§ Stated goal
Give every line below again, exactly.

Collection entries
+--

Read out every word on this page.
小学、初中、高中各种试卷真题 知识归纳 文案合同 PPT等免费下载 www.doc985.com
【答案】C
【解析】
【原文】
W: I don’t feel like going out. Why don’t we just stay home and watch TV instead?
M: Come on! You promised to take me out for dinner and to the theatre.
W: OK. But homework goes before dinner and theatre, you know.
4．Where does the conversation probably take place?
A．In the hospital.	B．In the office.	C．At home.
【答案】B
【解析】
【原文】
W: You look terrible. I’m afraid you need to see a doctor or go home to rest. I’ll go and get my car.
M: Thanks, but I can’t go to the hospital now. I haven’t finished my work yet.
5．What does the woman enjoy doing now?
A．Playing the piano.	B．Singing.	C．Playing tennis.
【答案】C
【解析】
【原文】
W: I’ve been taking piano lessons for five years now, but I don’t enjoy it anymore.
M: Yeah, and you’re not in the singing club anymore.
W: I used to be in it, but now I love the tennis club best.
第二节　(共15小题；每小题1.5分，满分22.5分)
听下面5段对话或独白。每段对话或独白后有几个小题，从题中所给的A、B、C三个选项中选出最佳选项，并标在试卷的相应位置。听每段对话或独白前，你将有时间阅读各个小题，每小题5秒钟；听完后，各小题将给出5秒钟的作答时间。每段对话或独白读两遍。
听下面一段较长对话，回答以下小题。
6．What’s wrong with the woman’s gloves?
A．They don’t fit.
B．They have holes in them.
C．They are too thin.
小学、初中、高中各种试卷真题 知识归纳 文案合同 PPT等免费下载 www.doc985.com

+--

§ Response below
Read out every word on this page.
小学、初中、高中各种试卷真题 知识归纳 文案合同 PPT等免费下载 www.doc985.com
【答案】C
【解析】
【原文】
W: I don’t feel like going out. Why don’t we just stay home and watch TV instead?
M: Come on! You promised to take me out for dinner and to the theatre.
W: OK. But homework goes before dinner and theatre, you know.
4．Where does the conversation probably take place?
A．In the hospital.	B．In the office.	C．At home.
【答案】B
【解析】
【原文】
W: You look terrible. I’m afraid you need to see a doctor or go home to rest. I’ll go and get my car.
M: Thanks, but I can’t go to the hospital now. I haven’t finished my work yet.
5．What does the woman enjoy doing now?
A．Playing the piano.	B．Singing.	C．Playing tennis.
【答案】C
【解析】
【原文】
W: I’ve been taking piano lessons for five years now, but I don’t enjoy it anymore.
M: Yeah, and you’re not in the singing club anymore.
W: I used to be in it, but now I love the tennis club best.
第二节　(共15小题；每小题1.5分，满分22.5分)
听下面5段对话或独白。每段对话或独白后有几个小题，从题中所给的A、B、C三个选项中选出最佳选项，并标在试卷的相应位置。听每段对话或独白前，你将有时间阅读各个小题，每小题5秒钟；听完后，各小题将给出5秒钟的作答时间。每段对话或独白读两遍。
听下面一段较长对话，回答以下小题。
6．What’s wrong with the woman’s gloves?
A．They don’t fit.
B．They have holes in them.
C．They are too thin.
小学、初中、高中各种试卷真题 知识归纳 文案合同 PPT等免费下载 www.doc985.com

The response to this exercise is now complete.